------ INPUT ------

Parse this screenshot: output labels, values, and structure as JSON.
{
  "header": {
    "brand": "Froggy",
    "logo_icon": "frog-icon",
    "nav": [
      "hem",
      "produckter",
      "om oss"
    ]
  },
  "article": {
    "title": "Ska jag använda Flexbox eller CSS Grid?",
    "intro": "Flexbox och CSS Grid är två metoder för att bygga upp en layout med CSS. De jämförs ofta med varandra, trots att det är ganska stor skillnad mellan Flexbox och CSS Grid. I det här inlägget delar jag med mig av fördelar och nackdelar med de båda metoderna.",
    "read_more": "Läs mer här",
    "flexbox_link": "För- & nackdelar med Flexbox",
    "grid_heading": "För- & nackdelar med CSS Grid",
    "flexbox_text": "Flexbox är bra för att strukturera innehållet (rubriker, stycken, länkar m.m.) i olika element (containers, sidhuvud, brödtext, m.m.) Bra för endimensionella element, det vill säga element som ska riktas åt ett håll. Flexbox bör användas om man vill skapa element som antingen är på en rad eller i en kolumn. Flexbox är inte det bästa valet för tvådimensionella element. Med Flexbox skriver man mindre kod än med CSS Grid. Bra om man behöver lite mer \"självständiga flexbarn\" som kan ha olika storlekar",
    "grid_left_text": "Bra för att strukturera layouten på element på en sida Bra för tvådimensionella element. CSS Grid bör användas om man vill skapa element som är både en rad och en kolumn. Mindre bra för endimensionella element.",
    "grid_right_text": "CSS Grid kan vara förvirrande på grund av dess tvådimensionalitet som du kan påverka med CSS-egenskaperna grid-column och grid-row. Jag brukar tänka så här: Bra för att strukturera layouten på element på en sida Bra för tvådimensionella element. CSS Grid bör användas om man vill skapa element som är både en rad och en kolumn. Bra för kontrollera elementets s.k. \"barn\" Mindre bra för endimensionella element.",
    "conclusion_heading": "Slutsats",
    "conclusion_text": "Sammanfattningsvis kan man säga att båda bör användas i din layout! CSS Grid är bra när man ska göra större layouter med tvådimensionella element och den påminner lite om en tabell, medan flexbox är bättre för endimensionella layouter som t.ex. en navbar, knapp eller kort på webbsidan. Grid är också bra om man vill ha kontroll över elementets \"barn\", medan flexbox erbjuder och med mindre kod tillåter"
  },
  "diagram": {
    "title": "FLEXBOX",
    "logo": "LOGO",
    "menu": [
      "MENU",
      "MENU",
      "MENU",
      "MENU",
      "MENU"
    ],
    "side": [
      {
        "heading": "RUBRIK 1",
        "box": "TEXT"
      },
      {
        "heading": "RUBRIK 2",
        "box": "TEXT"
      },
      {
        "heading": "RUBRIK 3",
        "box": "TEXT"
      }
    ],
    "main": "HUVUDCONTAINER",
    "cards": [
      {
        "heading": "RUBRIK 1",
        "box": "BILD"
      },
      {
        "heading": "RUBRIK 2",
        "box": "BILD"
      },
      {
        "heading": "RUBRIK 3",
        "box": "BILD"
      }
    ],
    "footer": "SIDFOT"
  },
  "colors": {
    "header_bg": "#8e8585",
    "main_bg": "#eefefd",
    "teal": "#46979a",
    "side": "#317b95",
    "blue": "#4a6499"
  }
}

------

**THE EXERCISE**
Copy every line that contains the string "layouten".

**THE ANSWER**
    "grid_left_text": "Bra för att strukturera layouten på element på en sida Bra för tvådimensionella element. CSS Grid bör användas om man vill skapa element som är både en rad och en kolumn. Mindre bra för endimensionella element.",
    "grid_right_text": "CSS Grid kan vara förvirrande på grund av dess tvådimensionalitet som du kan påverka med CSS-egenskaperna grid-column och grid-row. Jag brukar tänka så här: Bra för att strukturera layouten på element på en sida Bra för tvådimensionella element. CSS Grid bör användas om man vill skapa element som är både en rad och en kolumn. Bra för kontrollera elementets s.k. \"barn\" Mindre bra för endimensionella element.",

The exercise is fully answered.